» TASK DIRECTIONS
Without altering anything, repeat each of the records.

[start]

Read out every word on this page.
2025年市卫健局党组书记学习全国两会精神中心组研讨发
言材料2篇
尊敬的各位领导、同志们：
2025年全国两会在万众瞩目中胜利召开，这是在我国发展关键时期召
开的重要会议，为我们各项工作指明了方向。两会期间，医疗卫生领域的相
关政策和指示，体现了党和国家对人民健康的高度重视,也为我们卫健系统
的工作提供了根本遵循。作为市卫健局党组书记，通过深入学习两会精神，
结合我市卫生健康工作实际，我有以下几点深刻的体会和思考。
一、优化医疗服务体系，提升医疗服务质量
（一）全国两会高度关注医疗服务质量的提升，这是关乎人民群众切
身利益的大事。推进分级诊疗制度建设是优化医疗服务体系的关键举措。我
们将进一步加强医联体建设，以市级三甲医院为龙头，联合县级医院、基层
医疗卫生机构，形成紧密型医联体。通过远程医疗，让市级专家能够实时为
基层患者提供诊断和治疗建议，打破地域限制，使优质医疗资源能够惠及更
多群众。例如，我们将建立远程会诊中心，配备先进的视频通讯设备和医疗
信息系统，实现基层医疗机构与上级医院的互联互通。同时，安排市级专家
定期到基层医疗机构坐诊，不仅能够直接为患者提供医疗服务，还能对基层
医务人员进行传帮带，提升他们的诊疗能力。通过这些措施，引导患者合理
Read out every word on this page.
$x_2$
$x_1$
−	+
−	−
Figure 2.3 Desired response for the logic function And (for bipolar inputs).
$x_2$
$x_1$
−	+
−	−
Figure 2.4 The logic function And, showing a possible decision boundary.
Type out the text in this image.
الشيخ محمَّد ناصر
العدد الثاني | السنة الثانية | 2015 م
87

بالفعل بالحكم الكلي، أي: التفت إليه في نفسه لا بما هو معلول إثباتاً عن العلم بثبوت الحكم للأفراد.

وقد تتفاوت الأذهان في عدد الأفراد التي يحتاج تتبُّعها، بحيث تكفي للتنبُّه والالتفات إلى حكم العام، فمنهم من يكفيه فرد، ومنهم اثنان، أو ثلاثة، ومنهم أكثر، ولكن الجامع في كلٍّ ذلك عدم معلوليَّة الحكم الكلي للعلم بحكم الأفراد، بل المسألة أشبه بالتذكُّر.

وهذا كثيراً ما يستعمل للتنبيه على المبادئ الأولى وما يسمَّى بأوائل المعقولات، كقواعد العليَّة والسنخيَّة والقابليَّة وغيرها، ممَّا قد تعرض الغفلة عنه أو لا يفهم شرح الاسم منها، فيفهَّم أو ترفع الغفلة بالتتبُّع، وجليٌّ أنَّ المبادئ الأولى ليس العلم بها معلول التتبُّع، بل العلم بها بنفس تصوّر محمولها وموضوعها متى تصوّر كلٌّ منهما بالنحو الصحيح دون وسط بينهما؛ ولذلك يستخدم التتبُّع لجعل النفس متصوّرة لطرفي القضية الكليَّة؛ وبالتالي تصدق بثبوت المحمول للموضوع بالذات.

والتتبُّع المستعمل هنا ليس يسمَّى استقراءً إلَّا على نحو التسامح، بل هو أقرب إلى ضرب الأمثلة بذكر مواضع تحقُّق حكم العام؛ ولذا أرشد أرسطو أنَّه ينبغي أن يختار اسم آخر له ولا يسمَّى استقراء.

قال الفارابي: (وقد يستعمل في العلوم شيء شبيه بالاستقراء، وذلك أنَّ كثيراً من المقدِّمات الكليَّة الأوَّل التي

[end]

» RESPONSE BELOW
Read out every word on this page.
2025年市卫健局党组书记学习全国两会精神中心组研讨发
言材料2篇
尊敬的各位领导、同志们：
2025年全国两会在万众瞩目中胜利召开，这是在我国发展关键时期召
开的重要会议，为我们各项工作指明了方向。两会期间，医疗卫生领域的相
关政策和指示，体现了党和国家对人民健康的高度重视,也为我们卫健系统
的工作提供了根本遵循。作为市卫健局党组书记，通过深入学习两会精神，
结合我市卫生健康工作实际，我有以下几点深刻的体会和思考。
一、优化医疗服务体系，提升医疗服务质量
（一）全国两会高度关注医疗服务质量的提升，这是关乎人民群众切
身利益的大事。推进分级诊疗制度建设是优化医疗服务体系的关键举措。我
们将进一步加强医联体建设，以市级三甲医院为龙头，联合县级医院、基层
医疗卫生机构，形成紧密型医联体。通过远程医疗，让市级专家能够实时为
基层患者提供诊断和治疗建议，打破地域限制，使优质医疗资源能够惠及更
多群众。例如，我们将建立远程会诊中心，配备先进的视频通讯设备和医疗
信息系统，实现基层医疗机构与上级医院的互联互通。同时，安排市级专家
定期到基层医疗机构坐诊，不仅能够直接为患者提供医疗服务，还能对基层
医务人员进行传帮带，提升他们的诊疗能力。通过这些措施，引导患者合理
Read out every word on this page.
$x_2$
$x_1$
−	+
−	−
Figure 2.3 Desired response for the logic function And (for bipolar inputs).
$x_2$
$x_1$
−	+
−	−
Figure 2.4 The logic function And, showing a possible decision boundary.
Type out the text in this image.
الشيخ محمَّد ناصر
العدد الثاني | السنة الثانية | 2015 م
87

بالفعل بالحكم الكلي، أي: التفت إليه في نفسه لا بما هو معلول إثباتاً عن العلم بثبوت الحكم للأفراد.

وقد تتفاوت الأذهان في عدد الأفراد التي يحتاج تتبُّعها، بحيث تكفي للتنبُّه والالتفات إلى حكم العام، فمنهم من يكفيه فرد، ومنهم اثنان، أو ثلاثة، ومنهم أكثر، ولكن الجامع في كلٍّ ذلك عدم معلوليَّة الحكم الكلي للعلم بحكم الأفراد، بل المسألة أشبه بالتذكُّر.

وهذا كثيراً ما يستعمل للتنبيه على المبادئ الأولى وما يسمَّى بأوائل المعقولات، كقواعد العليَّة والسنخيَّة والقابليَّة وغيرها، ممَّا قد تعرض الغفلة عنه أو لا يفهم شرح الاسم منها، فيفهَّم أو ترفع الغفلة بالتتبُّع، وجليٌّ أنَّ المبادئ الأولى ليس العلم بها معلول التتبُّع، بل العلم بها بنفس تصوّر محمولها وموضوعها متى تصوّر كلٌّ منهما بالنحو الصحيح دون وسط بينهما؛ ولذلك يستخدم التتبُّع لجعل النفس متصوّرة لطرفي القضية الكليَّة؛ وبالتالي تصدق بثبوت المحمول للموضوع بالذات.

والتتبُّع المستعمل هنا ليس يسمَّى استقراءً إلَّا على نحو التسامح، بل هو أقرب إلى ضرب الأمثلة بذكر مواضع تحقُّق حكم العام؛ ولذا أرشد أرسطو أنَّه ينبغي أن يختار اسم آخر له ولا يسمَّى استقراء.

قال الفارابي: (وقد يستعمل في العلوم شيء شبيه بالاستقراء، وذلك أنَّ كثيراً من المقدِّمات الكليَّة الأوَّل التي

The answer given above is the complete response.